STATED EXERCISE:
Transcribe the records below exactly as they appear.

RECORDS FOR PROCESSING:
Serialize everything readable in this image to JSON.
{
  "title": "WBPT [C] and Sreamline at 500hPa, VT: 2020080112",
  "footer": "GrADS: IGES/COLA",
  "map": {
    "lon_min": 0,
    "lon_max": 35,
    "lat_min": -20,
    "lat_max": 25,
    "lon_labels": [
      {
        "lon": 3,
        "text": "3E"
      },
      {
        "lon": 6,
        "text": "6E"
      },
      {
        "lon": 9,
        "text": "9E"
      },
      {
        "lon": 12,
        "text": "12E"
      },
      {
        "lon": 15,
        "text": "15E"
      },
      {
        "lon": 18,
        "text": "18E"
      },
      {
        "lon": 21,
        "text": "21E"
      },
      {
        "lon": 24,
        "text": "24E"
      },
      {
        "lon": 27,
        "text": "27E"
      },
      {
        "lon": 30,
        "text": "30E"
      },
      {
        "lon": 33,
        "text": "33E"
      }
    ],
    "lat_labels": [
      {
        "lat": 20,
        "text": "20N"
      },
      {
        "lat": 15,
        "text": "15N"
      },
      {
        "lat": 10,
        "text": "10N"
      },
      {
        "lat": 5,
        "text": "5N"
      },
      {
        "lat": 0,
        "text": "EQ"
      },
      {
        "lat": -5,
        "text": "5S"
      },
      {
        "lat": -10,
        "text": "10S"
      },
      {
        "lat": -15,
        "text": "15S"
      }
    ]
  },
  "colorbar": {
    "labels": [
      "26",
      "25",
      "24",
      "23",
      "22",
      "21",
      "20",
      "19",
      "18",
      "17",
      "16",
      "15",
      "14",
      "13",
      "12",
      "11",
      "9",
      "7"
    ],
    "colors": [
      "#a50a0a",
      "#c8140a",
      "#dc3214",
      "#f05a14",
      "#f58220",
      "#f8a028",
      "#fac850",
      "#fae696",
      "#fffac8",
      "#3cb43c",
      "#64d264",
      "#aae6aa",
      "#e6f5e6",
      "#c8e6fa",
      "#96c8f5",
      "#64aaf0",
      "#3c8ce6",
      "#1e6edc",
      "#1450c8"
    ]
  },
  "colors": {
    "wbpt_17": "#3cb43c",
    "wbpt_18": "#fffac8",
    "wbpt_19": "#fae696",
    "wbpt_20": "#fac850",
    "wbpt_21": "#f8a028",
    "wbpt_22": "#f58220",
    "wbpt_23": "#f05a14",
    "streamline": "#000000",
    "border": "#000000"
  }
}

RESPONSE TO THIS TASK:
Serialize everything readable in this image to JSON.
{
  "title": "WBPT [C] and Sreamline at 500hPa, VT: 2020080112",
  "footer": "GrADS: IGES/COLA",
  "map": {
    "lon_min": 0,
    "lon_max": 35,
    "lat_min": -20,
    "lat_max": 25,
    "lon_labels": [
      {
        "lon": 3,
        "text": "3E"
      },
      {
        "lon": 6,
        "text": "6E"
      },
      {
        "lon": 9,
        "text": "9E"
      },
      {
        "lon": 12,
        "text": "12E"
      },
      {
        "lon": 15,
        "text": "15E"
      },
      {
        "lon": 18,
        "text": "18E"
      },
      {
        "lon": 21,
        "text": "21E"
      },
      {
        "lon": 24,
        "text": "24E"
      },
      {
        "lon": 27,
        "text": "27E"
      },
      {
        "lon": 30,
        "text": "30E"
      },
      {
        "lon": 33,
        "text": "33E"
      }
    ],
    "lat_labels": [
      {
        "lat": 20,
        "text": "20N"
      },
      {
        "lat": 15,
        "text": "15N"
      },
      {
        "lat": 10,
        "text": "10N"
      },
      {
        "lat": 5,
        "text": "5N"
      },
      {
        "lat": 0,
        "text": "EQ"
      },
      {
        "lat": -5,
        "text": "5S"
      },
      {
        "lat": -10,
        "text": "10S"
      },
      {
        "lat": -15,
        "text": "15S"
      }
    ]
  },
  "colorbar": {
    "labels": [
      "26",
      "25",
      "24",
      "23",
      "22",
      "21",
      "20",
      "19",
      "18",
      "17",
      "16",
      "15",
      "14",
      "13",
      "12",
      "11",
      "9",
      "7"
    ],
    "colors": [
      "#a50a0a",
      "#c8140a",
      "#dc3214",
      "#f05a14",
      "#f58220",
      "#f8a028",
      "#fac850",
      "#fae696",
      "#fffac8",
      "#3cb43c",
      "#64d264",
      "#aae6aa",
      "#e6f5e6",
      "#c8e6fa",
      "#96c8f5",
      "#64aaf0",
      "#3c8ce6",
      "#1e6edc",
      "#1450c8"
    ]
  },
  "colors": {
    "wbpt_17": "#3cb43c",
    "wbpt_18": "#fffac8",
    "wbpt_19": "#fae696",
    "wbpt_20": "#fac850",
    "wbpt_21": "#f8a028",
    "wbpt_22": "#f58220",
    "wbpt_23": "#f05a14",
    "streamline": "#000000",
    "border": "#000000"
  }
}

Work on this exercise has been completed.